> _What you need to do_
Exclude the pictures, then copy all remaining records exactly.

> _Records supplied_

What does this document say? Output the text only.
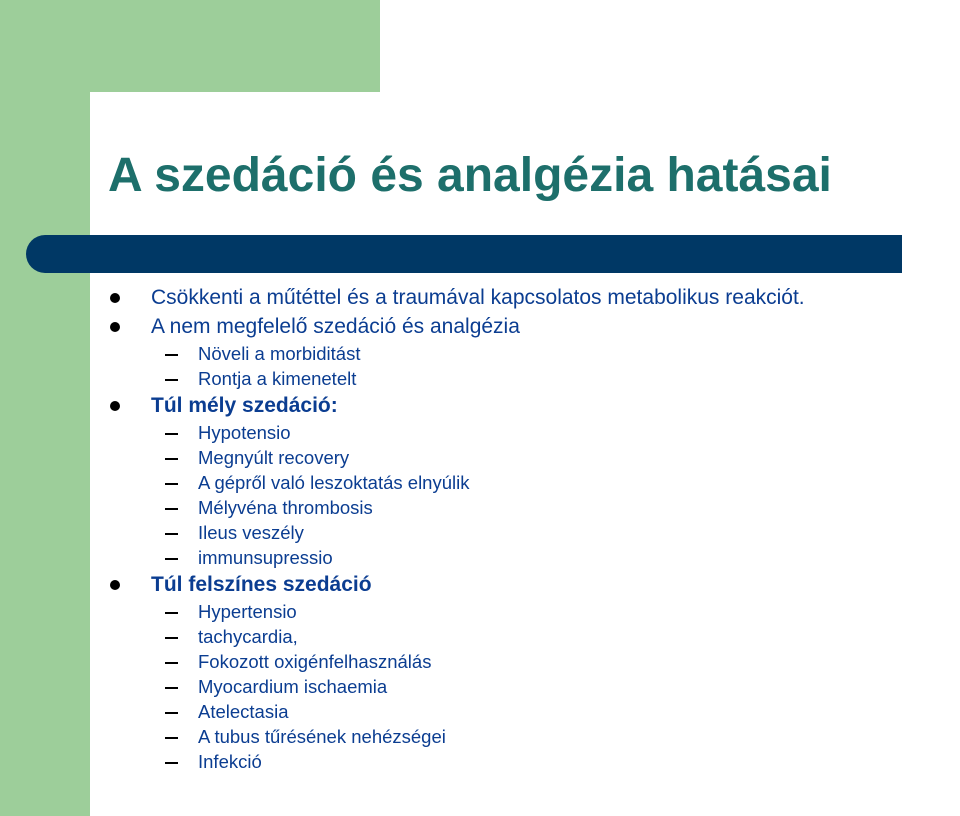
A szedáció és analgézia hatásai
Csökkenti a műtéttel és a traumával kapcsolatos metabolikus reakciót.
A nem megfelelő szedáció és analgézia
Növeli a morbiditást
Rontja a kimenetelt
Túl mély szedáció:
Hypotensio
Megnyúlt recovery
A gépről való leszoktatás elnyúlik
Mélyvéna thrombosis
Ileus veszély
immunsupressio
Túl felszínes szedáció
Hypertensio
tachycardia,
Fokozott oxigénfelhasználás
Myocardium ischaemia
Atelectasia
A tubus tűrésének nehézségei
Infekció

> _Solution_
What does this document say? Output the text only.
A szedáció és analgézia hatásai
Csökkenti a műtéttel és a traumával kapcsolatos metabolikus reakciót.
A nem megfelelő szedáció és analgézia
Növeli a morbiditást
Rontja a kimenetelt
Túl mély szedáció:
Hypotensio
Megnyúlt recovery
A gépről való leszoktatás elnyúlik
Mélyvéna thrombosis
Ileus veszély
immunsupressio
Túl felszínes szedáció
Hypertensio
tachycardia,
Fokozott oxigénfelhasználás
Myocardium ischaemia
Atelectasia
A tubus tűrésének nehézségei
Infekció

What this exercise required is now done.